▸ **Set problem**
Identify the lines that contain the string "mahzene", then copy each of them.

▸ **Recorded information**

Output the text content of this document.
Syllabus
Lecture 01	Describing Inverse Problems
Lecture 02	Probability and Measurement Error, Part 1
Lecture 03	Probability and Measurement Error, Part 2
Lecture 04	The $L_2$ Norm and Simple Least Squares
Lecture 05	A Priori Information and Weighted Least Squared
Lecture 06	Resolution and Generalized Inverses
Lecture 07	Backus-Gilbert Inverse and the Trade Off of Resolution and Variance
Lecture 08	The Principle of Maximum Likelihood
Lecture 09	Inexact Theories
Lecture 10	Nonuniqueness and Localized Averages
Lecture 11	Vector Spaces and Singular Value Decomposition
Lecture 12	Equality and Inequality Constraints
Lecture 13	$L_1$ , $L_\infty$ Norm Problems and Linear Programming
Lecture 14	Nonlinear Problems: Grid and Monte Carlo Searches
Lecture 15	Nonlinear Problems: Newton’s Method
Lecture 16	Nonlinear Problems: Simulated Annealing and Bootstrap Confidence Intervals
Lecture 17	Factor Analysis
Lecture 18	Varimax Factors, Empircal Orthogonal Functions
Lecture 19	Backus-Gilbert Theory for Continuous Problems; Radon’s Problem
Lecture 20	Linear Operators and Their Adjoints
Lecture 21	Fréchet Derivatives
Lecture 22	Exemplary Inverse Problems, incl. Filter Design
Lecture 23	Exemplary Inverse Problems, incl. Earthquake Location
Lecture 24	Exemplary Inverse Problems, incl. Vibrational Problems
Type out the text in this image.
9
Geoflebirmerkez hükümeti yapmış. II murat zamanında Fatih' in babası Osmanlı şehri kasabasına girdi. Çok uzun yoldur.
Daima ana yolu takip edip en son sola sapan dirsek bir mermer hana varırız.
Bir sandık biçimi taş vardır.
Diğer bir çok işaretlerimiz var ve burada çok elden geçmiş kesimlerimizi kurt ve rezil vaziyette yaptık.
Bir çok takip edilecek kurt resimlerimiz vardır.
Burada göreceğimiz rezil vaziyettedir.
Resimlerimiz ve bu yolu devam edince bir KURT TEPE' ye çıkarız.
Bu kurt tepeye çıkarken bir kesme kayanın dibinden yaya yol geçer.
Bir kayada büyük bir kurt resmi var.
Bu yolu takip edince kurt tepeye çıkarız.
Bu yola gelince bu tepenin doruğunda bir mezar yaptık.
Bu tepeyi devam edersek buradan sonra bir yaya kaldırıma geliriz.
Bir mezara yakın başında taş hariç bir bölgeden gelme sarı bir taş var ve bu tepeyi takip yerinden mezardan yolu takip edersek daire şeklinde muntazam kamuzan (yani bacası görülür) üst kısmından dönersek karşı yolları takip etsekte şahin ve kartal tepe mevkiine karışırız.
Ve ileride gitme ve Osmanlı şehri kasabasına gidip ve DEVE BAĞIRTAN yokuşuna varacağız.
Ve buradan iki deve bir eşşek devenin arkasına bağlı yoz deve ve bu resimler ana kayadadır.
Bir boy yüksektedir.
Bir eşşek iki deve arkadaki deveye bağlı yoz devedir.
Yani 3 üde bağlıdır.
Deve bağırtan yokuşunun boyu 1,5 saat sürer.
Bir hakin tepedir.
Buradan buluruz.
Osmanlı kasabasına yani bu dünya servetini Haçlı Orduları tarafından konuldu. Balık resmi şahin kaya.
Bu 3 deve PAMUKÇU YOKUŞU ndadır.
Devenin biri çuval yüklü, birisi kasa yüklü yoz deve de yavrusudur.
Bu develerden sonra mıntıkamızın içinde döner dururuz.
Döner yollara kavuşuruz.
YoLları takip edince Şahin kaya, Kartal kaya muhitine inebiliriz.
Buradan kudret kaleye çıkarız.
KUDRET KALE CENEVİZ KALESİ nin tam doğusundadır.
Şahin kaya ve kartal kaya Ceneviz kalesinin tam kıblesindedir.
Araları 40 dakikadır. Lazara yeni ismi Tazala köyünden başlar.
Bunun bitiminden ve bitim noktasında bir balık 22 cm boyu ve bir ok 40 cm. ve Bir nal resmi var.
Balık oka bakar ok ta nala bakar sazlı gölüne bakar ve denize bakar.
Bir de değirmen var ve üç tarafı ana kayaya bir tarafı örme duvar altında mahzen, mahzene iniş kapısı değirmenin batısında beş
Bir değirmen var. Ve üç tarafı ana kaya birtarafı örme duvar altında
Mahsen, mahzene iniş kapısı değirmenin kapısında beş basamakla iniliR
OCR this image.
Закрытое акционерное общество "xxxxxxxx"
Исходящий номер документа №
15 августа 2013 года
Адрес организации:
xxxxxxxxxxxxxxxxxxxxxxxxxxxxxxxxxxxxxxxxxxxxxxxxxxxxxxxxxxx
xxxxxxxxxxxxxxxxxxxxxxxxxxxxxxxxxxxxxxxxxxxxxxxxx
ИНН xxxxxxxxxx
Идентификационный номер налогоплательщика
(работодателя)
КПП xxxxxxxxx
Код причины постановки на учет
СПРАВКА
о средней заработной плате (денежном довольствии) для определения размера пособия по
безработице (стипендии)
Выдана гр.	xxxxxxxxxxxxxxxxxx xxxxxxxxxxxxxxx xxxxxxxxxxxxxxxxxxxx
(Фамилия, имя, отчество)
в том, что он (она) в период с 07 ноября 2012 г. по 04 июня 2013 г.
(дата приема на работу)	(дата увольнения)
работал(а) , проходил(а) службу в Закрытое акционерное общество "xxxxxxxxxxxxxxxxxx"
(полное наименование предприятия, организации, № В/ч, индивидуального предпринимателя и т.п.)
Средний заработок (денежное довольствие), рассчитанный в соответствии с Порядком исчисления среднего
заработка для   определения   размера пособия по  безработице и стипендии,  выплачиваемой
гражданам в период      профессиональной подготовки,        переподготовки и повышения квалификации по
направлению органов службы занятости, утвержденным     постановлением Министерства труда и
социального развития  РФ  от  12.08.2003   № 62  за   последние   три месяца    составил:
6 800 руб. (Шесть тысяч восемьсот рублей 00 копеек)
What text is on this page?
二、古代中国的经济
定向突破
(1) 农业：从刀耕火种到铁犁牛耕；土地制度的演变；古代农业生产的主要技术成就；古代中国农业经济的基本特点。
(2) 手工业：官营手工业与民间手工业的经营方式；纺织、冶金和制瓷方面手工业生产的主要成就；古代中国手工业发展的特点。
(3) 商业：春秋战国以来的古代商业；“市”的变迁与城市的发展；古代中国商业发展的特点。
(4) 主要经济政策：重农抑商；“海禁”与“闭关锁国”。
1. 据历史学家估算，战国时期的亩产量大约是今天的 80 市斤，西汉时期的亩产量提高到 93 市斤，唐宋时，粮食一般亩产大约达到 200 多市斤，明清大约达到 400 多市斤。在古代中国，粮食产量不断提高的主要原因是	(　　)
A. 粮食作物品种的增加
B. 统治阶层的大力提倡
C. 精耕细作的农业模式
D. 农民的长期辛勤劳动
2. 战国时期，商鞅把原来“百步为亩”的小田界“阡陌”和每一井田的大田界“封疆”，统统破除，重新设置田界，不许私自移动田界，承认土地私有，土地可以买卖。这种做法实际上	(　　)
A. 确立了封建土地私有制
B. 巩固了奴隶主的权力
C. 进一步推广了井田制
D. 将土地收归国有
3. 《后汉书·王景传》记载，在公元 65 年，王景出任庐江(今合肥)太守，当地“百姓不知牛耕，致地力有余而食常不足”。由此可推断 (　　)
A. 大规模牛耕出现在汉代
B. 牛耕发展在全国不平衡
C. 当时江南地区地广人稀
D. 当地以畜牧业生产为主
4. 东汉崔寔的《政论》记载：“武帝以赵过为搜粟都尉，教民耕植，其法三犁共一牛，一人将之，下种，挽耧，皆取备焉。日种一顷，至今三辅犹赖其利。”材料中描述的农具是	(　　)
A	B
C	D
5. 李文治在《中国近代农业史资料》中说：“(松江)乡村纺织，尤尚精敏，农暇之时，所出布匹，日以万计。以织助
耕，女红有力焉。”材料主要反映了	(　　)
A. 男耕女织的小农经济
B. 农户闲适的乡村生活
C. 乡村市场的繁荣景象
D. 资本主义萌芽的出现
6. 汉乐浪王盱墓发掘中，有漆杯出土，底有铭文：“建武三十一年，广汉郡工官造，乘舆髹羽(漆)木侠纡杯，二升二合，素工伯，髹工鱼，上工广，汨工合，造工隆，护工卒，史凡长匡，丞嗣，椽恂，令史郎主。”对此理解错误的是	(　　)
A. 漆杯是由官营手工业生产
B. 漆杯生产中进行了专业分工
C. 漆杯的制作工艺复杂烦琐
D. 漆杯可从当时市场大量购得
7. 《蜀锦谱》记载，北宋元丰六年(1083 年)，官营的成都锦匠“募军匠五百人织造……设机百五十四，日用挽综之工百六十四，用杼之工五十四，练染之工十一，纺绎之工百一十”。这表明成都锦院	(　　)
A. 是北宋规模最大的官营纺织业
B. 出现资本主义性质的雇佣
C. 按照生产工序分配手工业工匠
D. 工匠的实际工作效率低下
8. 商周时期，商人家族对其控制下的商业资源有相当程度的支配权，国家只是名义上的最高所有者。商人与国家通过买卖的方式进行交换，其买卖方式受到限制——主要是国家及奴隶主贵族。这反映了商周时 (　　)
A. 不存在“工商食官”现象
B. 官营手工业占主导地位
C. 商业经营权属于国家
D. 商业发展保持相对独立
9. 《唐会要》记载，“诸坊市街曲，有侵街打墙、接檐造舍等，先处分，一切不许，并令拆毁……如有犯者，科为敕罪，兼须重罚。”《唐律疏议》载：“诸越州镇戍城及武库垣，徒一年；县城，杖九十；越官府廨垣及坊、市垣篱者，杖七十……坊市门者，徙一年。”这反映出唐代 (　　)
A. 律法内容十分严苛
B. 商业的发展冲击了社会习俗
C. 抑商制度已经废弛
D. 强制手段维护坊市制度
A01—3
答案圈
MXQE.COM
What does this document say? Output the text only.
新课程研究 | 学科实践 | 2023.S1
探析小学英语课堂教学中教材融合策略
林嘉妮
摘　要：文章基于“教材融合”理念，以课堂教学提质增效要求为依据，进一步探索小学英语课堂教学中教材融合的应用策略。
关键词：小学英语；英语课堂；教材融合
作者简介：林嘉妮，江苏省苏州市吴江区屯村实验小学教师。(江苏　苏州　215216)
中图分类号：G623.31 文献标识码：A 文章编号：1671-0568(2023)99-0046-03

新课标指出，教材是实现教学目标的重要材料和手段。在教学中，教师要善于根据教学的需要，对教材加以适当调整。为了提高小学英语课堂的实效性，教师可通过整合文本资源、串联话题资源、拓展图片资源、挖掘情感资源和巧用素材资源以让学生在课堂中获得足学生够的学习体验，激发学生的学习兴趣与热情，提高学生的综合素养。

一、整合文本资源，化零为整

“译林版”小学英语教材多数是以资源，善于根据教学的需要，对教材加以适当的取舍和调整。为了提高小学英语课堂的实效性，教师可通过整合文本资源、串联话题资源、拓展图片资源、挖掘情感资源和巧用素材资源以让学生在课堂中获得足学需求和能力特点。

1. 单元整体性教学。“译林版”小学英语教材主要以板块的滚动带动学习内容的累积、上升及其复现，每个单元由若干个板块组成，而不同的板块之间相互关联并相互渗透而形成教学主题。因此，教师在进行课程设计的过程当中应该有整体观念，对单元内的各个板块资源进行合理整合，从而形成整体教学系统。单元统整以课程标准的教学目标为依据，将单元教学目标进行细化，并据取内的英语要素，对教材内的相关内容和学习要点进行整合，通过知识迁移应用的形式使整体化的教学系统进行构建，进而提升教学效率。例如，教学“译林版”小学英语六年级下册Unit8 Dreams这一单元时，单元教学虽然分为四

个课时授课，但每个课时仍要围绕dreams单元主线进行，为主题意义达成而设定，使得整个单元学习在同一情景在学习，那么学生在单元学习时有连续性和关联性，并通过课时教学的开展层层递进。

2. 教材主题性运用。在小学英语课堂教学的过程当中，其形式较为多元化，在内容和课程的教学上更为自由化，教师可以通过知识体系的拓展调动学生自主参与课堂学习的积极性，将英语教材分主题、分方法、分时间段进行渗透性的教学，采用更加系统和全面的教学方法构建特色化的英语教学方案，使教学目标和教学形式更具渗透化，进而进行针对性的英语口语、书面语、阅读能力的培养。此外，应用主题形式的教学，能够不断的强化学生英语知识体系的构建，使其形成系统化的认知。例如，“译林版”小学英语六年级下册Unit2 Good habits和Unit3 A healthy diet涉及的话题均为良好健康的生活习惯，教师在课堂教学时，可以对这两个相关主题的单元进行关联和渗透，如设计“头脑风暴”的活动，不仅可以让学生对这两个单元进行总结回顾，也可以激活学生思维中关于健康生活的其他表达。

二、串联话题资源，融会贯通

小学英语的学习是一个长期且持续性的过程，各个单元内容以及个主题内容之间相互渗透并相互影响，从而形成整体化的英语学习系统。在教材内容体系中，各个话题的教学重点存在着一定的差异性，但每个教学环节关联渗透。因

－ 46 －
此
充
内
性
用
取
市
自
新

▸ **Response below**
Bir de değirmen var ve üç tarafı ana kayaya bir tarafı örme duvar altında mahzen, mahzene iniş kapısı değirmenin batısında beş
Mahsen, mahzene iniş kapısı değirmenin kapısında beş basamakla iniliR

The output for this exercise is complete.